··· Textauszug ···
Weltweit den Todesstoß versetzt
Im Unterschied zu anderen Reaktoren werden dabei tennisballgroße Kugeln als Brennelemente verwendet, das soll den Prozess der Kernspaltung „inhärent sicher“ machen. So jedenfalls wird die Technik oft beworben. In Jülich wurde von 1967 bis 1988 ein Versuchsreaktor betrieben, wissenschaftlich vom Forschungszentrum begleitet, auch in Hamm stand ein Prototyp. Nach zahlreichen Störfällen war die Technik tot – zumindest in Deutschland. Weitgehend unbemerkt wurde der Export in Länder wie Südafrika, China oder USA geplant, bislang erfolglos.
Moormann habe der Reaktorlinie „weltweit den Todesstoß versetzt“, glaubt Horst Blume von der Bürgerinitiative Umweltschutz in Hamm. Wie Moormann beschäftigt er sich seit Jahren mit dem Kugelhaufen-Reaktor. Blume ging auf die Straße, Moormann zur Arbeit. Mittlerweile kennen sich die beiden, duzen sich, sind fast schon Freunde.
···
Aufgabe 1:
In welchem Zeitraum wurde laut dem Textauszug in Jülich ein Versuchsreaktor betrieben?
Aufgabe 2:
Überarbeite den Abschnitt des Textauszugs, der mit den Worten „Moormann habe der“ beginnt und mit „fast schon Freunde.“ endet: Gib ihn erneut wieder und ersetze dabei „Freunde“ durch „Verbündete“.
Aufgabe 3:
Prüfe, ob diese Aussagen mit dem Textauszug übereinstimmen. Antworte jeweils mit Ja oder Nein und zitiere die entscheidenden Worte.
(a) Als Brennelemente dienen Kugeln in der Größe von Tennisbällen.
(b) Der geplante Export der Technik war bisher erfolgreich.
(c) Blume und Moormann siezen sich.
··· Extrahierte Einträge ···
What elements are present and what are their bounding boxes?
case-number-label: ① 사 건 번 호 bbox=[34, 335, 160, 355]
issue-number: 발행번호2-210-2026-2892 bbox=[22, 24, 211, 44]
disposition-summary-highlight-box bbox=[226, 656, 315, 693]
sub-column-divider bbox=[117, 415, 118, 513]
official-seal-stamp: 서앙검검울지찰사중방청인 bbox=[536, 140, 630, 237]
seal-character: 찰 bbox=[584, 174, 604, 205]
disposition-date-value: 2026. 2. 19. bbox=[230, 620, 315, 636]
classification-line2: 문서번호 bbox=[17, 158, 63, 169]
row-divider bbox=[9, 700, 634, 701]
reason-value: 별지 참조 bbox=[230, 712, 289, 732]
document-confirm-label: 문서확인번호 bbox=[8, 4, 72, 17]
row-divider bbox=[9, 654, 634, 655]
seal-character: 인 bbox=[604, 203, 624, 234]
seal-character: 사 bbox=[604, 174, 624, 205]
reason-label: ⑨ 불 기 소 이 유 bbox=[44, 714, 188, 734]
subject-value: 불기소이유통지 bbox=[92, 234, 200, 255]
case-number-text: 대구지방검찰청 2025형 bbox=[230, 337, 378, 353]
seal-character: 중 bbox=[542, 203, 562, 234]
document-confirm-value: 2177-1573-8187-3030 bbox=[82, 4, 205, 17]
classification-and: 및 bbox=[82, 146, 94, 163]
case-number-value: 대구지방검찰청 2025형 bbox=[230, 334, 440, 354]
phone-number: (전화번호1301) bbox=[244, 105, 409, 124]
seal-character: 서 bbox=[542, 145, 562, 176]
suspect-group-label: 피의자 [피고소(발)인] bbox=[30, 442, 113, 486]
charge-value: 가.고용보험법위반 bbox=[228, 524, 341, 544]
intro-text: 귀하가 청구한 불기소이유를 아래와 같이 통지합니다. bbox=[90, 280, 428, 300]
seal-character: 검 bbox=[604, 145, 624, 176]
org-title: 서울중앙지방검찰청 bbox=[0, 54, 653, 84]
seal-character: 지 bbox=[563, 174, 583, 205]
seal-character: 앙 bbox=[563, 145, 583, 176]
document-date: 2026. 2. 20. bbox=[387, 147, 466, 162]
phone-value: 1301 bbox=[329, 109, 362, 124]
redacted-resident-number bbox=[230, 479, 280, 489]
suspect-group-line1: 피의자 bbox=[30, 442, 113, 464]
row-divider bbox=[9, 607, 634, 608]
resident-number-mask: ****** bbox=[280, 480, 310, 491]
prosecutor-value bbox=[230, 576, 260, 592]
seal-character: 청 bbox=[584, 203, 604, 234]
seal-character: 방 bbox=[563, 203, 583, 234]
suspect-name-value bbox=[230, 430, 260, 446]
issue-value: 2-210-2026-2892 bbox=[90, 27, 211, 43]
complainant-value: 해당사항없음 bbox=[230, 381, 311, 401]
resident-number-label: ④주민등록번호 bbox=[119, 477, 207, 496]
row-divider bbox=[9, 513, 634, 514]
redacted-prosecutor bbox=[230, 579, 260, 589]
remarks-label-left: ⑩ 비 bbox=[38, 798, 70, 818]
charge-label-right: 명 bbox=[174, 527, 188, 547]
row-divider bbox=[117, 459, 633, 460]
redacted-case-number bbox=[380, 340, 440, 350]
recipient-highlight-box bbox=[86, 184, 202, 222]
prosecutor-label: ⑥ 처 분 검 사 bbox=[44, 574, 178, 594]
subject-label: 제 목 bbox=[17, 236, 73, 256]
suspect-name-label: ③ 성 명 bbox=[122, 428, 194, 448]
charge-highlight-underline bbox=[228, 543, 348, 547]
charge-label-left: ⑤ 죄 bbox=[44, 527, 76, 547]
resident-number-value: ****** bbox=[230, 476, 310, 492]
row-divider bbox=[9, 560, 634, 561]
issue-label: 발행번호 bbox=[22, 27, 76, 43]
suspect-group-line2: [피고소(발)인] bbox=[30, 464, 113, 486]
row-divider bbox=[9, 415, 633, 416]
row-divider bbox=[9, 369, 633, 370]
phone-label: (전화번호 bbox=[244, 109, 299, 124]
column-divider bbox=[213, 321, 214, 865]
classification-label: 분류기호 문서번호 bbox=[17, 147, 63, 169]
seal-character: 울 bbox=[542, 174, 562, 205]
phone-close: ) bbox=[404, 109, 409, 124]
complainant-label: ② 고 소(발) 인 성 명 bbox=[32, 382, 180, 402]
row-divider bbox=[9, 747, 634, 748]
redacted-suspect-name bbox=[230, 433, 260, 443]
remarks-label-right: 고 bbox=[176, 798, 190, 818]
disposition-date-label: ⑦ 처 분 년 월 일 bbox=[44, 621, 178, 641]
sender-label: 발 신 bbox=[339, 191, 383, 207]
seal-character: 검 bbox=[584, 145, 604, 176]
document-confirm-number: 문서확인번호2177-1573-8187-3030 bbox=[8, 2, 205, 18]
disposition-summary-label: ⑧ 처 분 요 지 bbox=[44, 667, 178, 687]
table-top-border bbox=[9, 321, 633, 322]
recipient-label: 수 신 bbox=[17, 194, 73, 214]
···
Deine Antwort 1:
Von 1967 bis 1988.

Deine Antwort 2:
Moormann habe der Reaktorlinie „weltweit den Todesstoß versetzt“, glaubt Horst Blume von der Bürgerinitiative Umweltschutz in Hamm. Wie Moormann beschäftigt er sich seit Jahren mit dem Kugelhaufen-Reaktor. Blume ging auf die Straße, Moormann zur Arbeit. Mittlerweile kennen sich die beiden, duzen sich, sind fast schon Verbündete.

Deine Antwort 3:
(a) Ja: „tennisballgroße Kugeln als Brennelemente“
(b) Nein: „bislang erfolglos“
(c) Nein: „duzen sich“